══ EXERCISE MATERIALS ══

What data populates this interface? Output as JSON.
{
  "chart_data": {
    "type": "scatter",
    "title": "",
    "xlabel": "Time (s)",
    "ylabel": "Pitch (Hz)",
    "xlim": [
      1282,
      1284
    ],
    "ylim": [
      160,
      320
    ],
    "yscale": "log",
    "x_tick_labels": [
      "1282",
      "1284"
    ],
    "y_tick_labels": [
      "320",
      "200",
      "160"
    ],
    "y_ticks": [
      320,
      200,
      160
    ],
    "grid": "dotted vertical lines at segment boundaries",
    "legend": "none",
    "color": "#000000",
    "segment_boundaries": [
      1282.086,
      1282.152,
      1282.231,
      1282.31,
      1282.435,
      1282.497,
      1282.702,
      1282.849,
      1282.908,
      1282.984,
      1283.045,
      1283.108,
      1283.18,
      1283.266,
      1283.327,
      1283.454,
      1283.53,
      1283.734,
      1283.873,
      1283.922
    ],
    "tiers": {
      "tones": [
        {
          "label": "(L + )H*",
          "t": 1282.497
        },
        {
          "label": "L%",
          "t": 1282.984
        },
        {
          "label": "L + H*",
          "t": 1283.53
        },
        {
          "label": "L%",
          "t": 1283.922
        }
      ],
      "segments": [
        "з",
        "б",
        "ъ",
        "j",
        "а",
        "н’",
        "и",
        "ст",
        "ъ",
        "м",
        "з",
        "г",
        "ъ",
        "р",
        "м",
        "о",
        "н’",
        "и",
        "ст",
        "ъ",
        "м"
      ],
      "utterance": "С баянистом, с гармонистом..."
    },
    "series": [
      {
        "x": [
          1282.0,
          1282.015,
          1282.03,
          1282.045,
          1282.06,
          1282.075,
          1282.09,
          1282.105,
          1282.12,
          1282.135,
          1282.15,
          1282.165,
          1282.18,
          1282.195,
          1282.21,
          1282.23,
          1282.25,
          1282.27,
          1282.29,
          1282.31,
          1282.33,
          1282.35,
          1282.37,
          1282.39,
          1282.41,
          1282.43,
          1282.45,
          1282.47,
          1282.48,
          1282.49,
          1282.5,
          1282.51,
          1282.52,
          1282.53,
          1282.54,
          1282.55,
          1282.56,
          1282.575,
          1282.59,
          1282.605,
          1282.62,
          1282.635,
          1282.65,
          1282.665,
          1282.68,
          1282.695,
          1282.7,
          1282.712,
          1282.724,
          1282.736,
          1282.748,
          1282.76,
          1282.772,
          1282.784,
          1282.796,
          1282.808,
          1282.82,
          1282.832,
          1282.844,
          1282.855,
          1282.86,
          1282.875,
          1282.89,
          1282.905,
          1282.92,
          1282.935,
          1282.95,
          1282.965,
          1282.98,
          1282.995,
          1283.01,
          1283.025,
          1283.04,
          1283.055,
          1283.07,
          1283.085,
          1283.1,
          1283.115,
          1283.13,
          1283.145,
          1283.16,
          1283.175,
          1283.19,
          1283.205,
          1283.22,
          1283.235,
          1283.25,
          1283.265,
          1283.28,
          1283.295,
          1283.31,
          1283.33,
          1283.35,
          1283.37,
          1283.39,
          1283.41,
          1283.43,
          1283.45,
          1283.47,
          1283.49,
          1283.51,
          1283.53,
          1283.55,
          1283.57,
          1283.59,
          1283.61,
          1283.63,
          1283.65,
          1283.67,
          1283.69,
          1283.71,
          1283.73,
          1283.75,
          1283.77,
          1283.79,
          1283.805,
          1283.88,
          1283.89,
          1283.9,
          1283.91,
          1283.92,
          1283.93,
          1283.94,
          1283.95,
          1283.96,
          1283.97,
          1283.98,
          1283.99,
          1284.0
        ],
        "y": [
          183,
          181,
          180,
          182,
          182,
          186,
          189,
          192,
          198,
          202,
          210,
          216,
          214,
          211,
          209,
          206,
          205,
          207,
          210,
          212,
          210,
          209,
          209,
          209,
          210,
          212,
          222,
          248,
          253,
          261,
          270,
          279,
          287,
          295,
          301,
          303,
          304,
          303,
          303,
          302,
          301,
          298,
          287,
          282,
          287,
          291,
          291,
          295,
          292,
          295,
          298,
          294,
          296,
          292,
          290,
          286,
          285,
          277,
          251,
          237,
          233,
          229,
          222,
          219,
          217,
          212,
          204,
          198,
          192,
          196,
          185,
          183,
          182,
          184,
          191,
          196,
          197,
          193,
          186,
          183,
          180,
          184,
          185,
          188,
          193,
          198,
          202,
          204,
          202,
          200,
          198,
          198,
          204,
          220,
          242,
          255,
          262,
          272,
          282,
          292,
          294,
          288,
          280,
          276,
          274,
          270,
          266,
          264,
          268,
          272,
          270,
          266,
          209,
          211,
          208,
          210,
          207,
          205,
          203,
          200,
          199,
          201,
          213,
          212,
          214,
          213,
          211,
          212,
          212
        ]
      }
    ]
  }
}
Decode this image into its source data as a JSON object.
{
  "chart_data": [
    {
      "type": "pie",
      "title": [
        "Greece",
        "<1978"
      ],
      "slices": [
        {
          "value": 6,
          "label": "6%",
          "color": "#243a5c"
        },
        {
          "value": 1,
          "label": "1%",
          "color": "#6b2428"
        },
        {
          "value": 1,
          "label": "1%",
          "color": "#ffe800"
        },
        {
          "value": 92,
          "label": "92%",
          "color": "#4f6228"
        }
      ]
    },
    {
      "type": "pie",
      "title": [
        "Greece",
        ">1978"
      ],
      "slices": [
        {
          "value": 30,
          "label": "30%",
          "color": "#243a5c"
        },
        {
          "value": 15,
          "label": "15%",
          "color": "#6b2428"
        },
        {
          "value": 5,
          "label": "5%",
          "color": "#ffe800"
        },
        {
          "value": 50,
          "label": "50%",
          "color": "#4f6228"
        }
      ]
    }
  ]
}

═══

### EXERCISE BRIEF
Write out every line from the records above, word for word.

### SOLUTION FOR THIS EXERCISE
What data populates this interface? Output as JSON.
{
  "chart_data": {
    "type": "scatter",
    "title": "",
    "xlabel": "Time (s)",
    "ylabel": "Pitch (Hz)",
    "xlim": [
      1282,
      1284
    ],
    "ylim": [
      160,
      320
    ],
    "yscale": "log",
    "x_tick_labels": [
      "1282",
      "1284"
    ],
    "y_tick_labels": [
      "320",
      "200",
      "160"
    ],
    "y_ticks": [
      320,
      200,
      160
    ],
    "grid": "dotted vertical lines at segment boundaries",
    "legend": "none",
    "color": "#000000",
    "segment_boundaries": [
      1282.086,
      1282.152,
      1282.231,
      1282.31,
      1282.435,
      1282.497,
      1282.702,
      1282.849,
      1282.908,
      1282.984,
      1283.045,
      1283.108,
      1283.18,
      1283.266,
      1283.327,
      1283.454,
      1283.53,
      1283.734,
      1283.873,
      1283.922
    ],
    "tiers": {
      "tones": [
        {
          "label": "(L + )H*",
          "t": 1282.497
        },
        {
          "label": "L%",
          "t": 1282.984
        },
        {
          "label": "L + H*",
          "t": 1283.53
        },
        {
          "label": "L%",
          "t": 1283.922
        }
      ],
      "segments": [
        "з",
        "б",
        "ъ",
        "j",
        "а",
        "н’",
        "и",
        "ст",
        "ъ",
        "м",
        "з",
        "г",
        "ъ",
        "р",
        "м",
        "о",
        "н’",
        "и",
        "ст",
        "ъ",
        "м"
      ],
      "utterance": "С баянистом, с гармонистом..."
    },
    "series": [
      {
        "x": [
          1282.0,
          1282.015,
          1282.03,
          1282.045,
          1282.06,
          1282.075,
          1282.09,
          1282.105,
          1282.12,
          1282.135,
          1282.15,
          1282.165,
          1282.18,
          1282.195,
          1282.21,
          1282.23,
          1282.25,
          1282.27,
          1282.29,
          1282.31,
          1282.33,
          1282.35,
          1282.37,
          1282.39,
          1282.41,
          1282.43,
          1282.45,
          1282.47,
          1282.48,
          1282.49,
          1282.5,
          1282.51,
          1282.52,
          1282.53,
          1282.54,
          1282.55,
          1282.56,
          1282.575,
          1282.59,
          1282.605,
          1282.62,
          1282.635,
          1282.65,
          1282.665,
          1282.68,
          1282.695,
          1282.7,
          1282.712,
          1282.724,
          1282.736,
          1282.748,
          1282.76,
          1282.772,
          1282.784,
          1282.796,
          1282.808,
          1282.82,
          1282.832,
          1282.844,
          1282.855,
          1282.86,
          1282.875,
          1282.89,
          1282.905,
          1282.92,
          1282.935,
          1282.95,
          1282.965,
          1282.98,
          1282.995,
          1283.01,
          1283.025,
          1283.04,
          1283.055,
          1283.07,
          1283.085,
          1283.1,
          1283.115,
          1283.13,
          1283.145,
          1283.16,
          1283.175,
          1283.19,
          1283.205,
          1283.22,
          1283.235,
          1283.25,
          1283.265,
          1283.28,
          1283.295,
          1283.31,
          1283.33,
          1283.35,
          1283.37,
          1283.39,
          1283.41,
          1283.43,
          1283.45,
          1283.47,
          1283.49,
          1283.51,
          1283.53,
          1283.55,
          1283.57,
          1283.59,
          1283.61,
          1283.63,
          1283.65,
          1283.67,
          1283.69,
          1283.71,
          1283.73,
          1283.75,
          1283.77,
          1283.79,
          1283.805,
          1283.88,
          1283.89,
          1283.9,
          1283.91,
          1283.92,
          1283.93,
          1283.94,
          1283.95,
          1283.96,
          1283.97,
          1283.98,
          1283.99,
          1284.0
        ],
        "y": [
          183,
          181,
          180,
          182,
          182,
          186,
          189,
          192,
          198,
          202,
          210,
          216,
          214,
          211,
          209,
          206,
          205,
          207,
          210,
          212,
          210,
          209,
          209,
          209,
          210,
          212,
          222,
          248,
          253,
          261,
          270,
          279,
          287,
          295,
          301,
          303,
          304,
          303,
          303,
          302,
          301,
          298,
          287,
          282,
          287,
          291,
          291,
          295,
          292,
          295,
          298,
          294,
          296,
          292,
          290,
          286,
          285,
          277,
          251,
          237,
          233,
          229,
          222,
          219,
          217,
          212,
          204,
          198,
          192,
          196,
          185,
          183,
          182,
          184,
          191,
          196,
          197,
          193,
          186,
          183,
          180,
          184,
          185,
          188,
          193,
          198,
          202,
          204,
          202,
          200,
          198,
          198,
          204,
          220,
          242,
          255,
          262,
          272,
          282,
          292,
          294,
          288,
          280,
          276,
          274,
          270,
          266,
          264,
          268,
          272,
          270,
          266,
          209,
          211,
          208,
          210,
          207,
          205,
          203,
          200,
          199,
          201,
          213,
          212,
          214,
          213,
          211,
          212,
          212
        ]
      }
    ]
  }
}
Decode this image into its source data as a JSON object.
{
  "chart_data": [
    {
      "type": "pie",
      "title": [
        "Greece",
        "<1978"
      ],
      "slices": [
        {
          "value": 6,
          "label": "6%",
          "color": "#243a5c"
        },
        {
          "value": 1,
          "label": "1%",
          "color": "#6b2428"
        },
        {
          "value": 1,
          "label": "1%",
          "color": "#ffe800"
        },
        {
          "value": 92,
          "label": "92%",
          "color": "#4f6228"
        }
      ]
    },
    {
      "type": "pie",
      "title": [
        "Greece",
        ">1978"
      ],
      "slices": [
        {
          "value": 30,
          "label": "30%",
          "color": "#243a5c"
        },
        {
          "value": 15,
          "label": "15%",
          "color": "#6b2428"
        },
        {
          "value": 5,
          "label": "5%",
          "color": "#ffe800"
        },
        {
          "value": 50,
          "label": "50%",
          "color": "#4f6228"
        }
      ]
    }
  ]
}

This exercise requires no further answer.